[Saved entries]
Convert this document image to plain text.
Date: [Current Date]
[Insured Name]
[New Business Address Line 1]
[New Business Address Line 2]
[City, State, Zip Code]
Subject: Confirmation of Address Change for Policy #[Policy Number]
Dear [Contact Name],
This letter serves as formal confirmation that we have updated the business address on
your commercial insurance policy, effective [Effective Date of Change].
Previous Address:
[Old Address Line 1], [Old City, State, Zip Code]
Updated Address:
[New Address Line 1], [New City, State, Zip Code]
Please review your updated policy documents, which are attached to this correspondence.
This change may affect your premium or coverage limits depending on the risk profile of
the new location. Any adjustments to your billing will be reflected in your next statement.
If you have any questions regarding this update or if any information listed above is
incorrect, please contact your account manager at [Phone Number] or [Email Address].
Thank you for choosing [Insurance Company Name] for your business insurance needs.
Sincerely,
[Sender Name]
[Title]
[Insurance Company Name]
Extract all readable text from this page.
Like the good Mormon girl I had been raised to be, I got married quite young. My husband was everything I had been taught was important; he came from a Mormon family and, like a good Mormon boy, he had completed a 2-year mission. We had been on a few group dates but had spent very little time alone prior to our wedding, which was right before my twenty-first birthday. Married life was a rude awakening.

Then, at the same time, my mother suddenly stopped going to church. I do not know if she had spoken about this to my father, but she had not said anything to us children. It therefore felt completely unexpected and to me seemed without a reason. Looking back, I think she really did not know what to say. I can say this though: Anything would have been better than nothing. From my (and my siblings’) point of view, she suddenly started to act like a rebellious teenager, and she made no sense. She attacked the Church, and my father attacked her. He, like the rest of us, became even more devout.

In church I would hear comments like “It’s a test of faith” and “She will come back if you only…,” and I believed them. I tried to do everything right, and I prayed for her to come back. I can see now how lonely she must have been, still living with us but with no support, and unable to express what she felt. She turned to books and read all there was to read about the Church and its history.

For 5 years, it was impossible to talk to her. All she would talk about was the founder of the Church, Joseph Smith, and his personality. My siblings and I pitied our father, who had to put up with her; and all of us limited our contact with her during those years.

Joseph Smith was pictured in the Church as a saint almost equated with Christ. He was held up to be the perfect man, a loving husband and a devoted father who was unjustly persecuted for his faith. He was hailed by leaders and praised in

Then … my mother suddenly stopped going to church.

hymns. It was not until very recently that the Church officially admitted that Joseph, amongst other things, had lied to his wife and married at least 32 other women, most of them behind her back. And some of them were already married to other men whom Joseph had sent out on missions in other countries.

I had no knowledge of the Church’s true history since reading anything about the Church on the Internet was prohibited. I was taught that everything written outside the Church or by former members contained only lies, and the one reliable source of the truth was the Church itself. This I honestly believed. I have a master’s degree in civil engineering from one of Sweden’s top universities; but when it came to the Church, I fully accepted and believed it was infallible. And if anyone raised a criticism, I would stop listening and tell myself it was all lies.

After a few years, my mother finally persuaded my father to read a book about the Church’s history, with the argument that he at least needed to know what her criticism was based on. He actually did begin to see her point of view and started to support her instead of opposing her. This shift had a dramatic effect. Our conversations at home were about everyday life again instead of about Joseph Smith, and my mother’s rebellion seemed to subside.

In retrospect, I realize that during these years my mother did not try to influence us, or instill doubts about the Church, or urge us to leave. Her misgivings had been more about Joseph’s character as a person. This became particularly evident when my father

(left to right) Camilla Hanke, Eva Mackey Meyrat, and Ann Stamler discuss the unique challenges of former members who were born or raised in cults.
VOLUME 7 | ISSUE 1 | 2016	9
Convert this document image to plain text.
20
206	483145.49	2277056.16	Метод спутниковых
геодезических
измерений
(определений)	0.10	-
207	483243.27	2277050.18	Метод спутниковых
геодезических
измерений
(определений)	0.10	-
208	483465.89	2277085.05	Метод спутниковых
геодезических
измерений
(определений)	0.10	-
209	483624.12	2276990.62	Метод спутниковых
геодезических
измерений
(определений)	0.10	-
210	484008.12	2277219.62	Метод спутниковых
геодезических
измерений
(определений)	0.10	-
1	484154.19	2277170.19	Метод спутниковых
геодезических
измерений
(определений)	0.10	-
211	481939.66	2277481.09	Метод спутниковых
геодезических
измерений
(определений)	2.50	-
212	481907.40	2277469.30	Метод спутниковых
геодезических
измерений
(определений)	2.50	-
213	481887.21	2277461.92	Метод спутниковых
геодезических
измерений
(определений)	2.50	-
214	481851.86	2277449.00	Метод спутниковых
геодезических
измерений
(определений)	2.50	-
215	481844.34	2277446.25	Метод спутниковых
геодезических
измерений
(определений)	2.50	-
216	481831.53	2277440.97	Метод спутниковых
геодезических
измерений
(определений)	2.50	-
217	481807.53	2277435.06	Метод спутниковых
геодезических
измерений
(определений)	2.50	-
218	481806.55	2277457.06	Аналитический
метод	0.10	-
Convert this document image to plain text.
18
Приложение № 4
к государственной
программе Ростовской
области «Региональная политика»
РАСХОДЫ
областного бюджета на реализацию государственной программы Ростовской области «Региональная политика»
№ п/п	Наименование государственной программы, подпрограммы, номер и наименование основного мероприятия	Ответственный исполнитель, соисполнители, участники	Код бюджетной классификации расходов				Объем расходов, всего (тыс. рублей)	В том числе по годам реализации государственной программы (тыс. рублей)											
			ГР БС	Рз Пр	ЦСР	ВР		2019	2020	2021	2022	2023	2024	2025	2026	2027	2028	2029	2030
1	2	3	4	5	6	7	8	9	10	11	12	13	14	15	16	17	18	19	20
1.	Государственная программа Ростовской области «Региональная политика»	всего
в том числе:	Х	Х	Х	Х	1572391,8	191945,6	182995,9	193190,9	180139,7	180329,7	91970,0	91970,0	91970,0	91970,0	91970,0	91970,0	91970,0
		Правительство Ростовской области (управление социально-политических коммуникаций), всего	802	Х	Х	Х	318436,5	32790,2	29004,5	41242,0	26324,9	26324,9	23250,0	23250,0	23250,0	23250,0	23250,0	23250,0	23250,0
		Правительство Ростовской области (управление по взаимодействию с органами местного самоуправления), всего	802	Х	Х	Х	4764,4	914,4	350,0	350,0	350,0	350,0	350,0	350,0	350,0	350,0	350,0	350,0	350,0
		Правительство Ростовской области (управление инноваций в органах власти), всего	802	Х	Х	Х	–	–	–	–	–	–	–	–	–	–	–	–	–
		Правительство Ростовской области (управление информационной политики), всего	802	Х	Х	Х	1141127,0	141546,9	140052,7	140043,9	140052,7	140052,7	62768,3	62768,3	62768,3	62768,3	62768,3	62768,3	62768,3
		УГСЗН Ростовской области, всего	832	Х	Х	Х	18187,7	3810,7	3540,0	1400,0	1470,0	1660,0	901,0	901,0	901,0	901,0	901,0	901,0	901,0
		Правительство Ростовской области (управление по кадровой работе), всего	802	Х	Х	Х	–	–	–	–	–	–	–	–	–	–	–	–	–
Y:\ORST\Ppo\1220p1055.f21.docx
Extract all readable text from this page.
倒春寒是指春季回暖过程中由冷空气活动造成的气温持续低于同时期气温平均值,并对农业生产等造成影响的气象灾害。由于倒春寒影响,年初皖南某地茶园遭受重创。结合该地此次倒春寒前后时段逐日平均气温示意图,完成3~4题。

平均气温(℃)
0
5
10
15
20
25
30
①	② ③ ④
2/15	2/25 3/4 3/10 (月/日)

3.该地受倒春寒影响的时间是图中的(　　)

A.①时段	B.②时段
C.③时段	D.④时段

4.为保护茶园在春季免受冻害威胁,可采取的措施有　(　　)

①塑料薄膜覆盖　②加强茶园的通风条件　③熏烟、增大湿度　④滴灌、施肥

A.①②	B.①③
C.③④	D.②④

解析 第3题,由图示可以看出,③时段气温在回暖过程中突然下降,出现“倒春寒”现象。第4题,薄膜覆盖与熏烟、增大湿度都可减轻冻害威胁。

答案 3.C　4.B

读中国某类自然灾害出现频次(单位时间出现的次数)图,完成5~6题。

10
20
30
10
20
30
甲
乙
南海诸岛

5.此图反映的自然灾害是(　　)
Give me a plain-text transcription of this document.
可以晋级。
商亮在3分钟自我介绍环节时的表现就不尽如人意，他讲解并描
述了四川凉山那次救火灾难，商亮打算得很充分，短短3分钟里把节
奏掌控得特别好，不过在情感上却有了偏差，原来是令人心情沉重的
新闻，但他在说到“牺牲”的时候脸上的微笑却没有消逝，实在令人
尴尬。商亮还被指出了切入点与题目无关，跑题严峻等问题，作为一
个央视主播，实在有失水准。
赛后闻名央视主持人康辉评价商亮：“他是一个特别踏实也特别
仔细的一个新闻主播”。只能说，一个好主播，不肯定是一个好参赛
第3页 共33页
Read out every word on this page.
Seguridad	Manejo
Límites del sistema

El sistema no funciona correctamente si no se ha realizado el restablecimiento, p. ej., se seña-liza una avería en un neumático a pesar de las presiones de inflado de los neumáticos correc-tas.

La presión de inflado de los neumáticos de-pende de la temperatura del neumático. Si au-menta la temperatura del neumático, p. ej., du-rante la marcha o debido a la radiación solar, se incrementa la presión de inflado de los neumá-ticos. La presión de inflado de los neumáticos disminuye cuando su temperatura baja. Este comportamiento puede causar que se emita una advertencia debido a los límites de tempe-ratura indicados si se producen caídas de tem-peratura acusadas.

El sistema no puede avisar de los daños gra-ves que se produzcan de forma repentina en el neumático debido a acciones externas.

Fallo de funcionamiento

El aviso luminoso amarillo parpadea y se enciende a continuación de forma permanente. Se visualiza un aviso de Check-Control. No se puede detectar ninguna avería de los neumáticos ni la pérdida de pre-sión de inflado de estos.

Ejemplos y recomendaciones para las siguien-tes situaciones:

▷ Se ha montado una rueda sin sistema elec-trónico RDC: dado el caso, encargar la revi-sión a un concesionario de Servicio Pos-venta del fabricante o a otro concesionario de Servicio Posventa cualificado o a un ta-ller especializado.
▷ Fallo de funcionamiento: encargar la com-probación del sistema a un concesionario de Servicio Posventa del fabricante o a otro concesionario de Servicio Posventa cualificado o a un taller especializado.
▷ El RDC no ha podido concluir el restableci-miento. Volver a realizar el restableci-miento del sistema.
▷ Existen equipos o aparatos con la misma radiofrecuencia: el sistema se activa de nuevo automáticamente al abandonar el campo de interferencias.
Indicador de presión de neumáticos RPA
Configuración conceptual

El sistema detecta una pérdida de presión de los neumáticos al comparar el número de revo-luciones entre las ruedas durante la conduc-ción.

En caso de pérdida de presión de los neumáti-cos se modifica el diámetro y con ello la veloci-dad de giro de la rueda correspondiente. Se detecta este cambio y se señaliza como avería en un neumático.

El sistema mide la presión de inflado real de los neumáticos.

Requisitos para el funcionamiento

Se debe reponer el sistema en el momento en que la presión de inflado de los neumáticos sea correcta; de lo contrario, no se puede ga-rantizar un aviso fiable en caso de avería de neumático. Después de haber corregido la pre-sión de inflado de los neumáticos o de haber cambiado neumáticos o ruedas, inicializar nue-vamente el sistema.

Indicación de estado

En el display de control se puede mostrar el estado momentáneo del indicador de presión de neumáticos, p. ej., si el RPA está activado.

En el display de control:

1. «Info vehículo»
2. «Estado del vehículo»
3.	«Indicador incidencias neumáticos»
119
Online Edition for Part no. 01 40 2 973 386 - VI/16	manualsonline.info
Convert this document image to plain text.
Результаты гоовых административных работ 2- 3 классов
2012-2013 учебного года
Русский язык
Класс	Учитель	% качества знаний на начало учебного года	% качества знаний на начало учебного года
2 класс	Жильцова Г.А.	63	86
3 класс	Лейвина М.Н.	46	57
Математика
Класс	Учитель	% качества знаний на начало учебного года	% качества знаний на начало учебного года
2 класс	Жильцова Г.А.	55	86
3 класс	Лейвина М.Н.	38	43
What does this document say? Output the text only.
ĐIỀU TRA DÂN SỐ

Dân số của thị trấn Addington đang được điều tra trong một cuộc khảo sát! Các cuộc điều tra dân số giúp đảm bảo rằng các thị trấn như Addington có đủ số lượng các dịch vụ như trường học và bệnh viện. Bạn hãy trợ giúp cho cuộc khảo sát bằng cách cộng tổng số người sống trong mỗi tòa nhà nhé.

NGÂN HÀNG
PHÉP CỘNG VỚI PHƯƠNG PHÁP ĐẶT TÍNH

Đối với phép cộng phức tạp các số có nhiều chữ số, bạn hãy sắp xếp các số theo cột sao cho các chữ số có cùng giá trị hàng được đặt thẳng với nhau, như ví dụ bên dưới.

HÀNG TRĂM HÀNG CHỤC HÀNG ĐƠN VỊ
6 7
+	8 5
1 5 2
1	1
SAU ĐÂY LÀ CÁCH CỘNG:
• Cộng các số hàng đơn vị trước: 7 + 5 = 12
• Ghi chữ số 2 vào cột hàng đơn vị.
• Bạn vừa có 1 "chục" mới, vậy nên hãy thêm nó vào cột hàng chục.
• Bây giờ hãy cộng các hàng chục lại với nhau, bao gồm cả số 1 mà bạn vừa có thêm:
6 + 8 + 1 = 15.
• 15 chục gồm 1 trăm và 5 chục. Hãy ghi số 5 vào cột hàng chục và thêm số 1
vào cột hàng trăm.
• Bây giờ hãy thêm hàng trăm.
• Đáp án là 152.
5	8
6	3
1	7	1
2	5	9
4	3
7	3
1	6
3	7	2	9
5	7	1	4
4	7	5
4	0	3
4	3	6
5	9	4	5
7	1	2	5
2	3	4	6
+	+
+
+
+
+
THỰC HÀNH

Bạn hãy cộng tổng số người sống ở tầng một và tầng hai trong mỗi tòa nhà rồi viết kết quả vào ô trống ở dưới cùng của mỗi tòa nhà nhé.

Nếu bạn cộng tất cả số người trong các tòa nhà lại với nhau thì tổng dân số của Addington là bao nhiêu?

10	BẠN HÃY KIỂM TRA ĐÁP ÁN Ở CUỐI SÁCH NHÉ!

■ Instructions for the task:
Find each line with the string "that" and copy it out.

■ Response to this task:
This letter serves as formal confirmation that we have updated the business address on
hymns. It was not until very recently that the Church officially admitted that Joseph, amongst other things, had lied to his wife and married at least 32 other women, most of them behind her back. And some of them were already married to other men whom Joseph had sent out on missions in other countries.
I had no knowledge of the Church’s true history since reading anything about the Church on the Internet was prohibited. I was taught that everything written outside the Church or by former members contained only lies, and the one reliable source of the truth was the Church itself. This I honestly believed. I have a master’s degree in civil engineering from one of Sweden’s top universities; but when it came to the Church, I fully accepted and believed it was infallible. And if anyone raised a criticism, I would stop listening and tell myself it was all lies.
After a few years, my mother finally persuaded my father to read a book about the Church’s history, with the argument that he at least needed to know what her criticism was based on. He actually did begin to see her point of view and started to support her instead of opposing her. This shift had a dramatic effect. Our conversations at home were about everyday life again instead of about Joseph Smith, and my mother’s rebellion seemed to subside.
In retrospect, I realize that during these years my mother did not try to influence us, or instill doubts about the Church, or urge us to leave. Her misgivings had been more about Joseph’s character as a person. This became particularly evident when my father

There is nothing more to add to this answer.